** START Data entries **

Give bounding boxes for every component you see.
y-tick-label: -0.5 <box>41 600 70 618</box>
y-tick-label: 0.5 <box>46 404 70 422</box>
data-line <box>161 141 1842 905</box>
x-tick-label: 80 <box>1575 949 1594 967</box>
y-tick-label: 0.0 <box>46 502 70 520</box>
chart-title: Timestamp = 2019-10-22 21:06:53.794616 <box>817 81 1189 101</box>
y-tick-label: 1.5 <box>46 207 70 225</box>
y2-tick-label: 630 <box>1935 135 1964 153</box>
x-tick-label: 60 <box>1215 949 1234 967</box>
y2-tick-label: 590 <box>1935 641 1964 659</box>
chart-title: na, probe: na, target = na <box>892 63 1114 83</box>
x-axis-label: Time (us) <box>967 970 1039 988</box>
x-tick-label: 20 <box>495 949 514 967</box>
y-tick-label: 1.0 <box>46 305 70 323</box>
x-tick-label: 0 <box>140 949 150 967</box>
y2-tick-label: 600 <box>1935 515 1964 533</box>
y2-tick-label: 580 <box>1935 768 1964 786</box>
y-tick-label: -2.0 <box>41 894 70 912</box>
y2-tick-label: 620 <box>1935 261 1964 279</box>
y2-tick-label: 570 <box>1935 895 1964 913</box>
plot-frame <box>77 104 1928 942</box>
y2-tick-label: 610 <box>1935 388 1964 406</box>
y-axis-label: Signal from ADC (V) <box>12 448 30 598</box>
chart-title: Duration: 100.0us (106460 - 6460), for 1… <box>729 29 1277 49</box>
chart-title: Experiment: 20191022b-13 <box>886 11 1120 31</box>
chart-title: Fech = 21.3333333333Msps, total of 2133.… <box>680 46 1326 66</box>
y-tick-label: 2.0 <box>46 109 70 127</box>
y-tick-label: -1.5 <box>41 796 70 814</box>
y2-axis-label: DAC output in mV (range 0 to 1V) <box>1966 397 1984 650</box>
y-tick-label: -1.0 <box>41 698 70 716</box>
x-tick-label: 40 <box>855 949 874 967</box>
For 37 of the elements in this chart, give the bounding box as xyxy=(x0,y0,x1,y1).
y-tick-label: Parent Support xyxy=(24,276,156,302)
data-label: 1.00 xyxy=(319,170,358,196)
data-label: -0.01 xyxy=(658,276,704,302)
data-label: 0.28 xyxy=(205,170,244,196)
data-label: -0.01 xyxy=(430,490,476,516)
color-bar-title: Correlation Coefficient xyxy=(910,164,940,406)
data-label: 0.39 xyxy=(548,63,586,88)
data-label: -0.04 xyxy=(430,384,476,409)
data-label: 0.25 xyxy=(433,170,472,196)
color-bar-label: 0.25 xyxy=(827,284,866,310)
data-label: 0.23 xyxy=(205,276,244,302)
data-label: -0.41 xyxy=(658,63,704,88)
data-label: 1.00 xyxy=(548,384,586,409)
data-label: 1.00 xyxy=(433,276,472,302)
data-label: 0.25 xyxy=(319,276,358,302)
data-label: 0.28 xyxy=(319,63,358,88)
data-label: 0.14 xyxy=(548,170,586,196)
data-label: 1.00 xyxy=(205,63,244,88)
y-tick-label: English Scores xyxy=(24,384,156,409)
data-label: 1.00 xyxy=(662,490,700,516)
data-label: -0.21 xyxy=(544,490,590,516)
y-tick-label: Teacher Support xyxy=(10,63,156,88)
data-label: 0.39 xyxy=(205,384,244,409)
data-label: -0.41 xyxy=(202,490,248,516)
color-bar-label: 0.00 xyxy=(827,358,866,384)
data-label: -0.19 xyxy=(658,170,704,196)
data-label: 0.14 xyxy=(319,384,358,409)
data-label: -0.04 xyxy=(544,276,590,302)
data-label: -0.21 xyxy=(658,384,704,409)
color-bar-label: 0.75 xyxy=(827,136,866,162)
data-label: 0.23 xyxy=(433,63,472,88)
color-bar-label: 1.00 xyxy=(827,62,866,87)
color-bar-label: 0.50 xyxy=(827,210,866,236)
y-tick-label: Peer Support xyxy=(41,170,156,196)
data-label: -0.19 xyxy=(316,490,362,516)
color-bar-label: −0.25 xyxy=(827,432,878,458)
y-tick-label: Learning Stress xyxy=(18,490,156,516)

** END Data entries **

## Work instructions
Reproduce all of the rows above, substituting "value-label" for every "data-label" and keeping everything else the same.

## Answer
Give bounding boxes for every component you see.
y-tick-label: -0.5 <box>41 600 70 618</box>
y-tick-label: 0.5 <box>46 404 70 422</box>
data-line <box>161 141 1842 905</box>
x-tick-label: 80 <box>1575 949 1594 967</box>
y-tick-label: 0.0 <box>46 502 70 520</box>
chart-title: Timestamp = 2019-10-22 21:06:53.794616 <box>817 81 1189 101</box>
y-tick-label: 1.5 <box>46 207 70 225</box>
y2-tick-label: 630 <box>1935 135 1964 153</box>
x-tick-label: 60 <box>1215 949 1234 967</box>
y2-tick-label: 590 <box>1935 641 1964 659</box>
chart-title: na, probe: na, target = na <box>892 63 1114 83</box>
x-axis-label: Time (us) <box>967 970 1039 988</box>
x-tick-label: 20 <box>495 949 514 967</box>
y-tick-label: 1.0 <box>46 305 70 323</box>
x-tick-label: 0 <box>140 949 150 967</box>
y2-tick-label: 600 <box>1935 515 1964 533</box>
y2-tick-label: 580 <box>1935 768 1964 786</box>
y-tick-label: -2.0 <box>41 894 70 912</box>
y2-tick-label: 620 <box>1935 261 1964 279</box>
y2-tick-label: 570 <box>1935 895 1964 913</box>
plot-frame <box>77 104 1928 942</box>
y2-tick-label: 610 <box>1935 388 1964 406</box>
y-axis-label: Signal from ADC (V) <box>12 448 30 598</box>
chart-title: Duration: 100.0us (106460 - 6460), for 1… <box>729 29 1277 49</box>
chart-title: Experiment: 20191022b-13 <box>886 11 1120 31</box>
chart-title: Fech = 21.3333333333Msps, total of 2133.… <box>680 46 1326 66</box>
y-tick-label: 2.0 <box>46 109 70 127</box>
y-tick-label: -1.5 <box>41 796 70 814</box>
y2-axis-label: DAC output in mV (range 0 to 1V) <box>1966 397 1984 650</box>
y-tick-label: -1.0 <box>41 698 70 716</box>
x-tick-label: 40 <box>855 949 874 967</box>
For 37 of the elements in this chart, give the bounding box as xyxy=(x0,y0,x1,y1).
y-tick-label: Parent Support xyxy=(24,276,156,302)
value-label: 1.00 xyxy=(319,170,358,196)
value-label: -0.01 xyxy=(658,276,704,302)
value-label: 0.28 xyxy=(205,170,244,196)
value-label: -0.01 xyxy=(430,490,476,516)
color-bar-title: Correlation Coefficient xyxy=(910,164,940,406)
value-label: 0.39 xyxy=(548,63,586,88)
value-label: -0.04 xyxy=(430,384,476,409)
value-label: 0.25 xyxy=(433,170,472,196)
color-bar-label: 0.25 xyxy=(827,284,866,310)
value-label: 0.23 xyxy=(205,276,244,302)
value-label: -0.41 xyxy=(658,63,704,88)
value-label: 1.00 xyxy=(548,384,586,409)
value-label: 1.00 xyxy=(433,276,472,302)
value-label: 0.25 xyxy=(319,276,358,302)
value-label: 0.28 xyxy=(319,63,358,88)
value-label: 0.14 xyxy=(548,170,586,196)
value-label: 1.00 xyxy=(205,63,244,88)
y-tick-label: English Scores xyxy=(24,384,156,409)
value-label: 1.00 xyxy=(662,490,700,516)
value-label: -0.21 xyxy=(544,490,590,516)
y-tick-label: Teacher Support xyxy=(10,63,156,88)
value-label: 0.39 xyxy=(205,384,244,409)
value-label: -0.41 xyxy=(202,490,248,516)
color-bar-label: 0.00 xyxy=(827,358,866,384)
value-label: -0.19 xyxy=(658,170,704,196)
value-label: 0.14 xyxy=(319,384,358,409)
value-label: -0.04 xyxy=(544,276,590,302)
value-label: -0.21 xyxy=(658,384,704,409)
color-bar-label: 0.75 xyxy=(827,136,866,162)
value-label: 0.23 xyxy=(433,63,472,88)
color-bar-label: 1.00 xyxy=(827,62,866,87)
color-bar-label: 0.50 xyxy=(827,210,866,236)
y-tick-label: Peer Support xyxy=(41,170,156,196)
value-label: -0.19 xyxy=(316,490,362,516)
color-bar-label: −0.25 xyxy=(827,432,878,458)
y-tick-label: Learning Stress xyxy=(18,490,156,516)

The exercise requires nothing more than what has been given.